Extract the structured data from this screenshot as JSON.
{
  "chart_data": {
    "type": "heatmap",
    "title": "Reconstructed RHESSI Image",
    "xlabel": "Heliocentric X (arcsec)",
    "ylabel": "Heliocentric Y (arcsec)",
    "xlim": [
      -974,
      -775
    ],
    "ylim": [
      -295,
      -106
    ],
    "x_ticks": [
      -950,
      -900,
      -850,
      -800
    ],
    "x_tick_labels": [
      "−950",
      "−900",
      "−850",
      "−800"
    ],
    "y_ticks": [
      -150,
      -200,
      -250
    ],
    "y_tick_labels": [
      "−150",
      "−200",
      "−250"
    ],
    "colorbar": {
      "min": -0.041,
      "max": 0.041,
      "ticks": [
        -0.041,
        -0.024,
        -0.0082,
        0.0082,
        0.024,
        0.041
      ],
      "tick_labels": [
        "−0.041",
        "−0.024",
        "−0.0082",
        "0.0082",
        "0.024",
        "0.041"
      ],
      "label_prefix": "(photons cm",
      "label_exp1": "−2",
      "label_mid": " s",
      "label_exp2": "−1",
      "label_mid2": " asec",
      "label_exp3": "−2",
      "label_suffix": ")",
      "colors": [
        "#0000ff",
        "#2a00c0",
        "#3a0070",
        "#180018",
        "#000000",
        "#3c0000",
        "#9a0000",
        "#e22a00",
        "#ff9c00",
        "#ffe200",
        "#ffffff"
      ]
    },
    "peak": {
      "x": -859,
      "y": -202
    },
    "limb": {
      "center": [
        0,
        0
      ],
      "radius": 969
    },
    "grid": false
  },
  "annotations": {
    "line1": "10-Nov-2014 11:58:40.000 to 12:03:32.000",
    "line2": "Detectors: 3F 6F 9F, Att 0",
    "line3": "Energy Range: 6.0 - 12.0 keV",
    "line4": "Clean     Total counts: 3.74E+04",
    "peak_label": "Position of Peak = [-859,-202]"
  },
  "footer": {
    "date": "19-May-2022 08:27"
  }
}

TASK REQUIREMENTS: Write each line above out exactly.

THE SOLUTION:
Extract the structured data from this screenshot as JSON.
{
  "chart_data": {
    "type": "heatmap",
    "title": "Reconstructed RHESSI Image",
    "xlabel": "Heliocentric X (arcsec)",
    "ylabel": "Heliocentric Y (arcsec)",
    "xlim": [
      -974,
      -775
    ],
    "ylim": [
      -295,
      -106
    ],
    "x_ticks": [
      -950,
      -900,
      -850,
      -800
    ],
    "x_tick_labels": [
      "−950",
      "−900",
      "−850",
      "−800"
    ],
    "y_ticks": [
      -150,
      -200,
      -250
    ],
    "y_tick_labels": [
      "−150",
      "−200",
      "−250"
    ],
    "colorbar": {
      "min": -0.041,
      "max": 0.041,
      "ticks": [
        -0.041,
        -0.024,
        -0.0082,
        0.0082,
        0.024,
        0.041
      ],
      "tick_labels": [
        "−0.041",
        "−0.024",
        "−0.0082",
        "0.0082",
        "0.024",
        "0.041"
      ],
      "label_prefix": "(photons cm",
      "label_exp1": "−2",
      "label_mid": " s",
      "label_exp2": "−1",
      "label_mid2": " asec",
      "label_exp3": "−2",
      "label_suffix": ")",
      "colors": [
        "#0000ff",
        "#2a00c0",
        "#3a0070",
        "#180018",
        "#000000",
        "#3c0000",
        "#9a0000",
        "#e22a00",
        "#ff9c00",
        "#ffe200",
        "#ffffff"
      ]
    },
    "peak": {
      "x": -859,
      "y": -202
    },
    "limb": {
      "center": [
        0,
        0
      ],
      "radius": 969
    },
    "grid": false
  },
  "annotations": {
    "line1": "10-Nov-2014 11:58:40.000 to 12:03:32.000",
    "line2": "Detectors: 3F 6F 9F, Att 0",
    "line3": "Energy Range: 6.0 - 12.0 keV",
    "line4": "Clean     Total counts: 3.74E+04",
    "peak_label": "Position of Peak = [-859,-202]"
  },
  "footer": {
    "date": "19-May-2022 08:27"
  }
}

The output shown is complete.